WORK TO DO: Copy out all lines in the data below containing the string "text".

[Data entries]
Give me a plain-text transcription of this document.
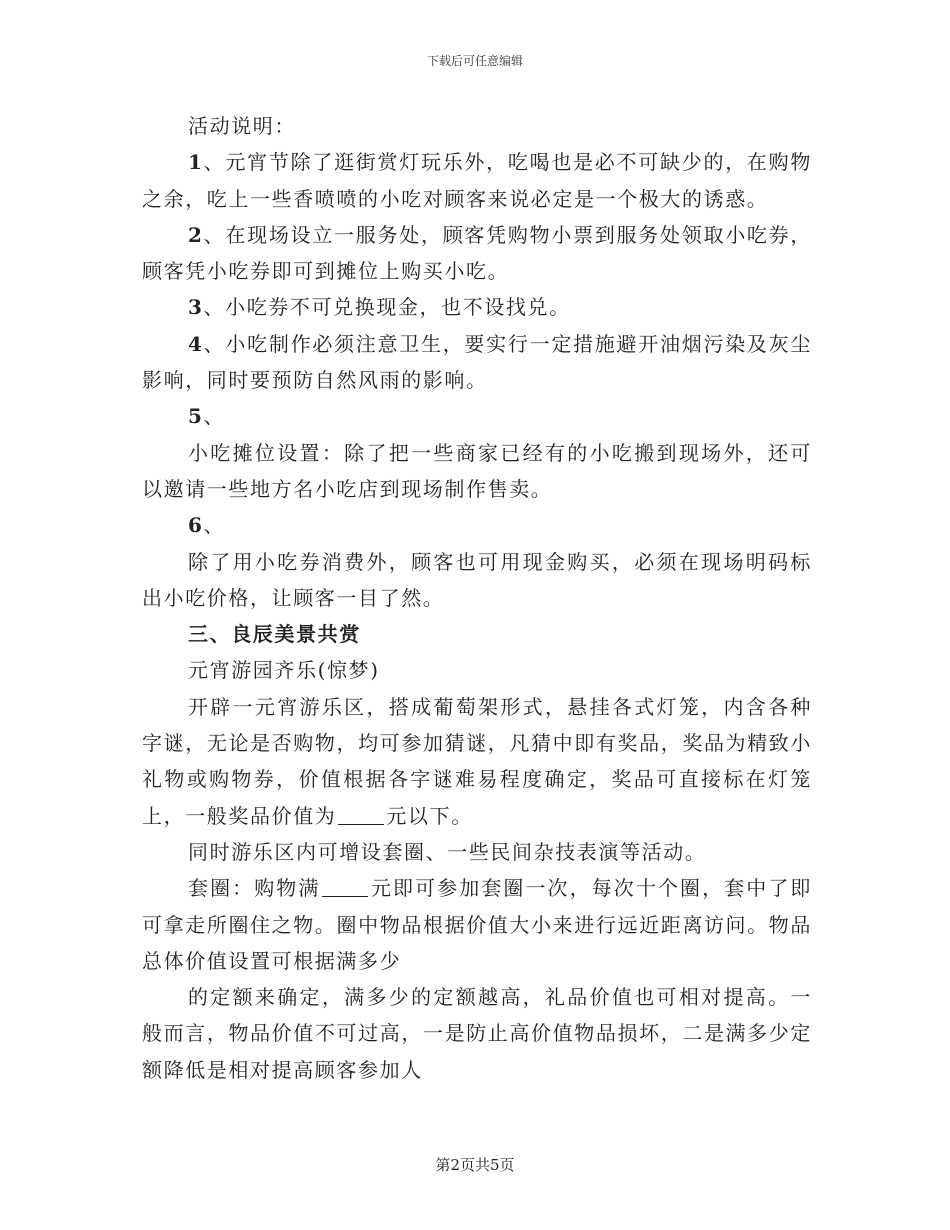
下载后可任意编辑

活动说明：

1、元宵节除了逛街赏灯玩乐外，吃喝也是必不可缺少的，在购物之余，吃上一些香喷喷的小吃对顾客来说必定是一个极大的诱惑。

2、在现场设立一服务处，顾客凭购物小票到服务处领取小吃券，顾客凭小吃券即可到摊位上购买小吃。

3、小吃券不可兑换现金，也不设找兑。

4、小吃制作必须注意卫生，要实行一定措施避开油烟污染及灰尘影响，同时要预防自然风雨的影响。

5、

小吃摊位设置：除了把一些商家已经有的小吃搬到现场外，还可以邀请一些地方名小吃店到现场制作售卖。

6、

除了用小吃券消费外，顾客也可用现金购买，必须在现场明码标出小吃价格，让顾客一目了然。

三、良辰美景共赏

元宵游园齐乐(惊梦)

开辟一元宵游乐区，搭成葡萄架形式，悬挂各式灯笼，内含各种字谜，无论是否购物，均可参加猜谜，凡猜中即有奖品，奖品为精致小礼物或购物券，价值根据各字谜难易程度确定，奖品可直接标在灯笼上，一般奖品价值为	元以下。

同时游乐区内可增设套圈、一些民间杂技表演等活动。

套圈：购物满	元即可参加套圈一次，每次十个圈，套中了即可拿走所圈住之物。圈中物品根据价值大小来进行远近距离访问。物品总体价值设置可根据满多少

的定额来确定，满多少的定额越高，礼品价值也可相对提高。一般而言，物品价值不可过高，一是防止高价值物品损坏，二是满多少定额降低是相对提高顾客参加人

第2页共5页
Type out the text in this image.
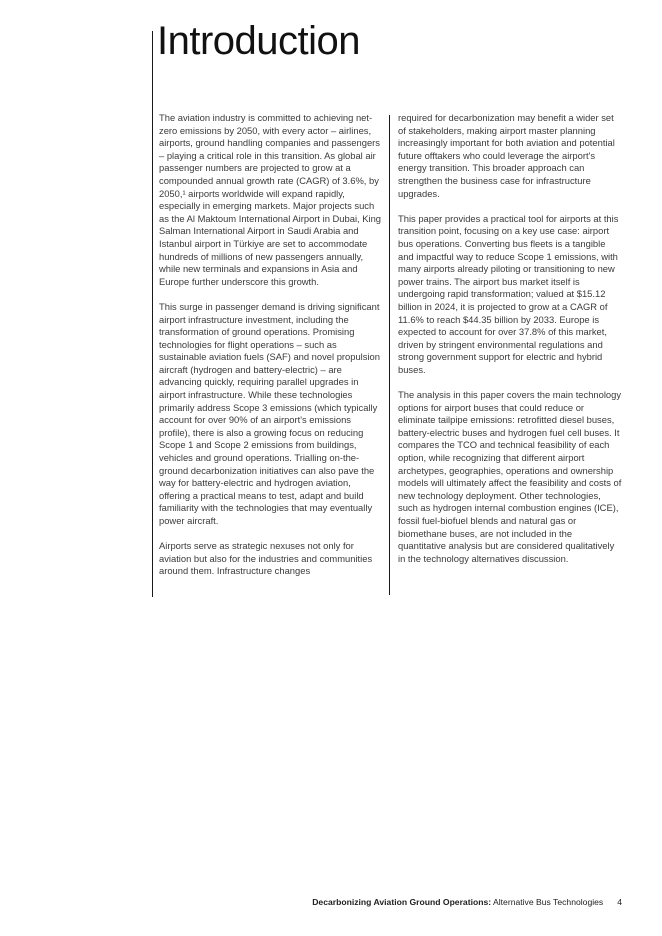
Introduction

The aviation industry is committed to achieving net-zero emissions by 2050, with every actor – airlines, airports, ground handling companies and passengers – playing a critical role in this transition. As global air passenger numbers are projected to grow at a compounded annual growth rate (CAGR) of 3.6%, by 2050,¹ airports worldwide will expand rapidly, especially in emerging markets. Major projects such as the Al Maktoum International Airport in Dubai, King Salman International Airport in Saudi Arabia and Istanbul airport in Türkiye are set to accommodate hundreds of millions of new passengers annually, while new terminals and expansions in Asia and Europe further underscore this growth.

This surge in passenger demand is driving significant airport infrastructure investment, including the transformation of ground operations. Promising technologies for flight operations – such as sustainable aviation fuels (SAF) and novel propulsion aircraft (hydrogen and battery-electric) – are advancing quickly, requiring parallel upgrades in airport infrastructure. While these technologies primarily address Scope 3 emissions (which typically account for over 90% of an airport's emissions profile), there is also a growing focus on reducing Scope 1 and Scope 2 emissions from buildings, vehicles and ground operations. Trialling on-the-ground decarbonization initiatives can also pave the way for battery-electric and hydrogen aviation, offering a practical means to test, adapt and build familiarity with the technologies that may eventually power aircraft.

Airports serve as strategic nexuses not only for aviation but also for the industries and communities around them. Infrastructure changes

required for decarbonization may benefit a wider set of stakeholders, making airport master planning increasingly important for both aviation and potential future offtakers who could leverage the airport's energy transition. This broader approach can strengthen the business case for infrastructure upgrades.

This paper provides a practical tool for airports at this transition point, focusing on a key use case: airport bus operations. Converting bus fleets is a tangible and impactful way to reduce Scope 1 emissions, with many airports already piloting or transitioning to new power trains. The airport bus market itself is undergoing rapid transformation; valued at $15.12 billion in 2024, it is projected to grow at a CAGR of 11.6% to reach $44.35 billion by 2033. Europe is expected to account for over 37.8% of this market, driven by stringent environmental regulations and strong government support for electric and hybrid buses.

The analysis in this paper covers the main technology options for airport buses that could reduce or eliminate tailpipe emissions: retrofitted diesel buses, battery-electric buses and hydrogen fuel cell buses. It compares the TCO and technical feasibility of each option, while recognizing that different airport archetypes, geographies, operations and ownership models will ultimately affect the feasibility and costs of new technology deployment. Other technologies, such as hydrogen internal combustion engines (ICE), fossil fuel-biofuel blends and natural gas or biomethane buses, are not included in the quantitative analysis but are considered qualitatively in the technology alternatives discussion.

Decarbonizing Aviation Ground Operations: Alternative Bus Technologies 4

ANSWER TO THIS TASK:
Give me a plain-text transcription of this document.
Type out the text in this image.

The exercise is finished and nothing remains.